▶ _Extracted material_:
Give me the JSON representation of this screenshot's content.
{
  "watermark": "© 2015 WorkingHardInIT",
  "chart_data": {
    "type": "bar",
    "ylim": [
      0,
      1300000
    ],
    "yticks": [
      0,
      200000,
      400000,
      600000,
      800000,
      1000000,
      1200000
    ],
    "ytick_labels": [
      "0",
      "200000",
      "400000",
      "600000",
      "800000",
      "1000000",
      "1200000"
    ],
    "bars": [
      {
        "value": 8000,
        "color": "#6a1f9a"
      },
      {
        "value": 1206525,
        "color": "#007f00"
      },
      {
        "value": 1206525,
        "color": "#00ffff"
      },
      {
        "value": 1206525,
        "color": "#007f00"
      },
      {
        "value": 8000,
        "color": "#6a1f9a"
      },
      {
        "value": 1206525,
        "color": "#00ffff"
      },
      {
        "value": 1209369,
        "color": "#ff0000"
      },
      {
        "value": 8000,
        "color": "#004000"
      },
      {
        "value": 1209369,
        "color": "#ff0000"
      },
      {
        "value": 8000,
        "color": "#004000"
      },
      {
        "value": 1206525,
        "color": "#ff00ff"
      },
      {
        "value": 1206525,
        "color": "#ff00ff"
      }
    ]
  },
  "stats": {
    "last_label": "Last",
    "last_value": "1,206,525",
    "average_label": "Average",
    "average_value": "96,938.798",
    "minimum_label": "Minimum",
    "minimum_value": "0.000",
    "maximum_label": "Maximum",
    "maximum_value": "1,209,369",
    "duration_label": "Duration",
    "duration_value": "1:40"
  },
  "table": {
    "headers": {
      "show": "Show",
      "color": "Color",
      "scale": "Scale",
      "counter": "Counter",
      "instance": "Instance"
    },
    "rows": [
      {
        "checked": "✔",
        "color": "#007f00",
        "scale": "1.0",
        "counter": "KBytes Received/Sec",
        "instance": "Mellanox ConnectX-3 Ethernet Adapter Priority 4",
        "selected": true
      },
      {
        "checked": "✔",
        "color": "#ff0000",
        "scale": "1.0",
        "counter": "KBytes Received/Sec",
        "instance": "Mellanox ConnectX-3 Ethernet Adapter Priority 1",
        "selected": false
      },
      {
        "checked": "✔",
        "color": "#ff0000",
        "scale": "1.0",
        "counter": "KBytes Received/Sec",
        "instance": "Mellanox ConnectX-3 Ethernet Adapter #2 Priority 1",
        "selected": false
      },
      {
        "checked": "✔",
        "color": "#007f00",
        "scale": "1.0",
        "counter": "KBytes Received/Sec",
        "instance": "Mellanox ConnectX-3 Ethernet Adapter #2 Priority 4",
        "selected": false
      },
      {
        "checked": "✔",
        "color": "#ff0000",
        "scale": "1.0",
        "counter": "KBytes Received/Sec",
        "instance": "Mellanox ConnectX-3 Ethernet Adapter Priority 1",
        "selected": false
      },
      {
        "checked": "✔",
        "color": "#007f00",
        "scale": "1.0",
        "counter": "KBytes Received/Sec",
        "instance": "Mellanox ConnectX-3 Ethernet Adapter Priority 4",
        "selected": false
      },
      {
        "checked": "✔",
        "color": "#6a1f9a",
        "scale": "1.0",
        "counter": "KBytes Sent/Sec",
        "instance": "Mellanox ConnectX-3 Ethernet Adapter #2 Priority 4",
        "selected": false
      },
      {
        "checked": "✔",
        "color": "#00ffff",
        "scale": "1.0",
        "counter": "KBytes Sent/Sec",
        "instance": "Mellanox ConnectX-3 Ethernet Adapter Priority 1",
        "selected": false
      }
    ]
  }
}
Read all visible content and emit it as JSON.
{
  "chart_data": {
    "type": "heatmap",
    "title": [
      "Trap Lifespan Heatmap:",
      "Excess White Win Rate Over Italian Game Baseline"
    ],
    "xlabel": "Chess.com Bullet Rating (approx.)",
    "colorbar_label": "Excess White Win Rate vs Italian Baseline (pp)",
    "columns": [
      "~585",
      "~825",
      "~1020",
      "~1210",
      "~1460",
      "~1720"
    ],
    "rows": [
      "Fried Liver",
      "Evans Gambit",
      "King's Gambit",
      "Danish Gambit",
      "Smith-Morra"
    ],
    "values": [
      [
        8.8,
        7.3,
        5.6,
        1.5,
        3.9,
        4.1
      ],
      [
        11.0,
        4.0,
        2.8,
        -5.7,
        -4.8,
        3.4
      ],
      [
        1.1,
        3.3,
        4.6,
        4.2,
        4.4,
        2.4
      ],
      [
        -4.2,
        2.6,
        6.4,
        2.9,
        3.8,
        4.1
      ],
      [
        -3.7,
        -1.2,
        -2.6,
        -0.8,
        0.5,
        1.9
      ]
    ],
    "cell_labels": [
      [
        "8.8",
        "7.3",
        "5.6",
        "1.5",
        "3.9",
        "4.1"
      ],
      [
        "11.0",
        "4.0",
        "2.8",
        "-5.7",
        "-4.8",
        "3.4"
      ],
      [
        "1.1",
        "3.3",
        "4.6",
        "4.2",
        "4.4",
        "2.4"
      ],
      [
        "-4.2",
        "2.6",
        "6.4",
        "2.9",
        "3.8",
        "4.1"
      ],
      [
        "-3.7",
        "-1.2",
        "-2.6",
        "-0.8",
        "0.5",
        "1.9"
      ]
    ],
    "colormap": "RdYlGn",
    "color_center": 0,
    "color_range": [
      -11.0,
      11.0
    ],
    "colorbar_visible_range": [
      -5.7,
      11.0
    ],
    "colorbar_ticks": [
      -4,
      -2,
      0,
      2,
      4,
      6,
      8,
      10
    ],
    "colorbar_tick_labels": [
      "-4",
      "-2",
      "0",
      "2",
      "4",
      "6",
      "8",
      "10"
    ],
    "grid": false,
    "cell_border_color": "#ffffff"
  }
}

▶ _Problem description_: Transcribe the material exactly as it reads.

▶ _Task response_:
Give me the JSON representation of this screenshot's content.
{
  "watermark": "© 2015 WorkingHardInIT",
  "chart_data": {
    "type": "bar",
    "ylim": [
      0,
      1300000
    ],
    "yticks": [
      0,
      200000,
      400000,
      600000,
      800000,
      1000000,
      1200000
    ],
    "ytick_labels": [
      "0",
      "200000",
      "400000",
      "600000",
      "800000",
      "1000000",
      "1200000"
    ],
    "bars": [
      {
        "value": 8000,
        "color": "#6a1f9a"
      },
      {
        "value": 1206525,
        "color": "#007f00"
      },
      {
        "value": 1206525,
        "color": "#00ffff"
      },
      {
        "value": 1206525,
        "color": "#007f00"
      },
      {
        "value": 8000,
        "color": "#6a1f9a"
      },
      {
        "value": 1206525,
        "color": "#00ffff"
      },
      {
        "value": 1209369,
        "color": "#ff0000"
      },
      {
        "value": 8000,
        "color": "#004000"
      },
      {
        "value": 1209369,
        "color": "#ff0000"
      },
      {
        "value": 8000,
        "color": "#004000"
      },
      {
        "value": 1206525,
        "color": "#ff00ff"
      },
      {
        "value": 1206525,
        "color": "#ff00ff"
      }
    ]
  },
  "stats": {
    "last_label": "Last",
    "last_value": "1,206,525",
    "average_label": "Average",
    "average_value": "96,938.798",
    "minimum_label": "Minimum",
    "minimum_value": "0.000",
    "maximum_label": "Maximum",
    "maximum_value": "1,209,369",
    "duration_label": "Duration",
    "duration_value": "1:40"
  },
  "table": {
    "headers": {
      "show": "Show",
      "color": "Color",
      "scale": "Scale",
      "counter": "Counter",
      "instance": "Instance"
    },
    "rows": [
      {
        "checked": "✔",
        "color": "#007f00",
        "scale": "1.0",
        "counter": "KBytes Received/Sec",
        "instance": "Mellanox ConnectX-3 Ethernet Adapter Priority 4",
        "selected": true
      },
      {
        "checked": "✔",
        "color": "#ff0000",
        "scale": "1.0",
        "counter": "KBytes Received/Sec",
        "instance": "Mellanox ConnectX-3 Ethernet Adapter Priority 1",
        "selected": false
      },
      {
        "checked": "✔",
        "color": "#ff0000",
        "scale": "1.0",
        "counter": "KBytes Received/Sec",
        "instance": "Mellanox ConnectX-3 Ethernet Adapter #2 Priority 1",
        "selected": false
      },
      {
        "checked": "✔",
        "color": "#007f00",
        "scale": "1.0",
        "counter": "KBytes Received/Sec",
        "instance": "Mellanox ConnectX-3 Ethernet Adapter #2 Priority 4",
        "selected": false
      },
      {
        "checked": "✔",
        "color": "#ff0000",
        "scale": "1.0",
        "counter": "KBytes Received/Sec",
        "instance": "Mellanox ConnectX-3 Ethernet Adapter Priority 1",
        "selected": false
      },
      {
        "checked": "✔",
        "color": "#007f00",
        "scale": "1.0",
        "counter": "KBytes Received/Sec",
        "instance": "Mellanox ConnectX-3 Ethernet Adapter Priority 4",
        "selected": false
      },
      {
        "checked": "✔",
        "color": "#6a1f9a",
        "scale": "1.0",
        "counter": "KBytes Sent/Sec",
        "instance": "Mellanox ConnectX-3 Ethernet Adapter #2 Priority 4",
        "selected": false
      },
      {
        "checked": "✔",
        "color": "#00ffff",
        "scale": "1.0",
        "counter": "KBytes Sent/Sec",
        "instance": "Mellanox ConnectX-3 Ethernet Adapter Priority 1",
        "selected": false
      }
    ]
  }
}
Read all visible content and emit it as JSON.
{
  "chart_data": {
    "type": "heatmap",
    "title": [
      "Trap Lifespan Heatmap:",
      "Excess White Win Rate Over Italian Game Baseline"
    ],
    "xlabel": "Chess.com Bullet Rating (approx.)",
    "colorbar_label": "Excess White Win Rate vs Italian Baseline (pp)",
    "columns": [
      "~585",
      "~825",
      "~1020",
      "~1210",
      "~1460",
      "~1720"
    ],
    "rows": [
      "Fried Liver",
      "Evans Gambit",
      "King's Gambit",
      "Danish Gambit",
      "Smith-Morra"
    ],
    "values": [
      [
        8.8,
        7.3,
        5.6,
        1.5,
        3.9,
        4.1
      ],
      [
        11.0,
        4.0,
        2.8,
        -5.7,
        -4.8,
        3.4
      ],
      [
        1.1,
        3.3,
        4.6,
        4.2,
        4.4,
        2.4
      ],
      [
        -4.2,
        2.6,
        6.4,
        2.9,
        3.8,
        4.1
      ],
      [
        -3.7,
        -1.2,
        -2.6,
        -0.8,
        0.5,
        1.9
      ]
    ],
    "cell_labels": [
      [
        "8.8",
        "7.3",
        "5.6",
        "1.5",
        "3.9",
        "4.1"
      ],
      [
        "11.0",
        "4.0",
        "2.8",
        "-5.7",
        "-4.8",
        "3.4"
      ],
      [
        "1.1",
        "3.3",
        "4.6",
        "4.2",
        "4.4",
        "2.4"
      ],
      [
        "-4.2",
        "2.6",
        "6.4",
        "2.9",
        "3.8",
        "4.1"
      ],
      [
        "-3.7",
        "-1.2",
        "-2.6",
        "-0.8",
        "0.5",
        "1.9"
      ]
    ],
    "colormap": "RdYlGn",
    "color_center": 0,
    "color_range": [
      -11.0,
      11.0
    ],
    "colorbar_visible_range": [
      -5.7,
      11.0
    ],
    "colorbar_ticks": [
      -4,
      -2,
      0,
      2,
      4,
      6,
      8,
      10
    ],
    "colorbar_tick_labels": [
      "-4",
      "-2",
      "0",
      "2",
      "4",
      "6",
      "8",
      "10"
    ],
    "grid": false,
    "cell_border_color": "#ffffff"
  }
}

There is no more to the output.